### Exercise objective
Copy the data precisely, character for character, and leave out every picture.

### Data provided
* START *

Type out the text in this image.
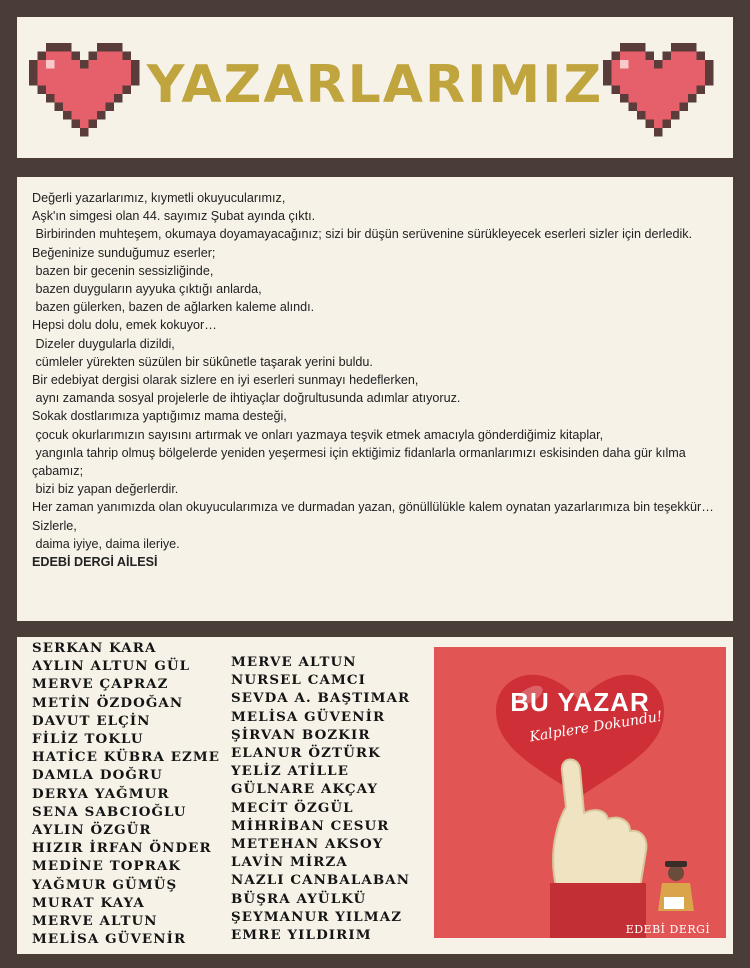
YAZARLARIMIZ
Değerli yazarlarımız, kıymetli okuyucularımız,
Aşk'ın simgesi olan 44. sayımız Şubat ayında çıktı.
Birbirinden muhteşem, okumaya doyamayacağınız; sizi bir düşün serüvenine sürükleyecek eserleri sizler için derledik.
Beğeninize sunduğumuz eserler;
bazen bir gecenin sessizliğinde,
bazen duyguların ayyuka çıktığı anlarda,
bazen gülerken, bazen de ağlarken kaleme alındı.
Hepsi dolu dolu, emek kokuyor…
Dizeler duygularla dizildi,
cümleler yürekten süzülen bir sükûnetle taşarak yerini buldu.
Bir edebiyat dergisi olarak sizlere en iyi eserleri sunmayı hedeflerken,
aynı zamanda sosyal projelerle de ihtiyaçlar doğrultusunda adımlar atıyoruz.
Sokak dostlarımıza yaptığımız mama desteği,
çocuk okurlarımızın sayısını artırmak ve onları yazmaya teşvik etmek amacıyla gönderdiğimiz kitaplar,
yangınla tahrip olmuş bölgelerde yeniden yeşermesi için ektiğimiz fidanlarla ormanlarımızı eskisinden daha gür kılma çabamız;
bizi biz yapan değerlerdir.
Her zaman yanımızda olan okuyucularımıza ve durmadan yazan, gönüllülükle kalem oynatan yazarlarımıza bin teşekkür…
Sizlerle,
daima iyiye, daima ileriye.
EDEBİ DERGİ AİLESİ
SERKAN KARA
AYLIN ALTUN GÜL
MERVE ÇAPRAZ
METİN ÖZDOĞAN
DAVUT ELÇİN
FİLİZ TOKLU
HATİCE KÜBRA EZME
DAMLA DOĞRU
DERYA YAĞMUR
SENA SABCIOĞLU
AYLIN ÖZGÜR
HIZIR İRFAN ÖNDER
MEDİNE TOPRAK
YAĞMUR GÜMÜŞ
MURAT KAYA
MERVE ALTUN
MELİSA GÜVENİR
MERVE ALTUN
NURSEL CAMCI
SEVDA A. BAŞTIMAR
MELİSA GÜVENİR
ŞİRVAN BOZKIR
ELANUR ÖZTÜRK
YELİZ ATİLLE
GÜLNARE AKÇAY
MECİT ÖZGÜL
MİHRİBAN CESUR
METEHAN AKSOY
LAVİN MİRZA
NAZLI CANBALABAN
BÜŞRA AYÜLKÜ
ŞEYMANUR YILMAZ
EMRE YILDIRIM
BU YAZAR
Kalplere Dokundu!
EDEBİ DERGİ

* END *

### Task solution
Type out the text in this image.
YAZARLARIMIZ
Değerli yazarlarımız, kıymetli okuyucularımız,
Aşk'ın simgesi olan 44. sayımız Şubat ayında çıktı.
Birbirinden muhteşem, okumaya doyamayacağınız; sizi bir düşün serüvenine sürükleyecek eserleri sizler için derledik.
Beğeninize sunduğumuz eserler;
bazen bir gecenin sessizliğinde,
bazen duyguların ayyuka çıktığı anlarda,
bazen gülerken, bazen de ağlarken kaleme alındı.
Hepsi dolu dolu, emek kokuyor…
Dizeler duygularla dizildi,
cümleler yürekten süzülen bir sükûnetle taşarak yerini buldu.
Bir edebiyat dergisi olarak sizlere en iyi eserleri sunmayı hedeflerken,
aynı zamanda sosyal projelerle de ihtiyaçlar doğrultusunda adımlar atıyoruz.
Sokak dostlarımıza yaptığımız mama desteği,
çocuk okurlarımızın sayısını artırmak ve onları yazmaya teşvik etmek amacıyla gönderdiğimiz kitaplar,
yangınla tahrip olmuş bölgelerde yeniden yeşermesi için ektiğimiz fidanlarla ormanlarımızı eskisinden daha gür kılma çabamız;
bizi biz yapan değerlerdir.
Her zaman yanımızda olan okuyucularımıza ve durmadan yazan, gönüllülükle kalem oynatan yazarlarımıza bin teşekkür…
Sizlerle,
daima iyiye, daima ileriye.
EDEBİ DERGİ AİLESİ
SERKAN KARA
AYLIN ALTUN GÜL
MERVE ÇAPRAZ
METİN ÖZDOĞAN
DAVUT ELÇİN
FİLİZ TOKLU
HATİCE KÜBRA EZME
DAMLA DOĞRU
DERYA YAĞMUR
SENA SABCIOĞLU
AYLIN ÖZGÜR
HIZIR İRFAN ÖNDER
MEDİNE TOPRAK
YAĞMUR GÜMÜŞ
MURAT KAYA
MERVE ALTUN
MELİSA GÜVENİR
MERVE ALTUN
NURSEL CAMCI
SEVDA A. BAŞTIMAR
MELİSA GÜVENİR
ŞİRVAN BOZKIR
ELANUR ÖZTÜRK
YELİZ ATİLLE
GÜLNARE AKÇAY
MECİT ÖZGÜL
MİHRİBAN CESUR
METEHAN AKSOY
LAVİN MİRZA
NAZLI CANBALABAN
BÜŞRA AYÜLKÜ
ŞEYMANUR YILMAZ
EMRE YILDIRIM
BU YAZAR
Kalplere Dokundu!
EDEBİ DERGİ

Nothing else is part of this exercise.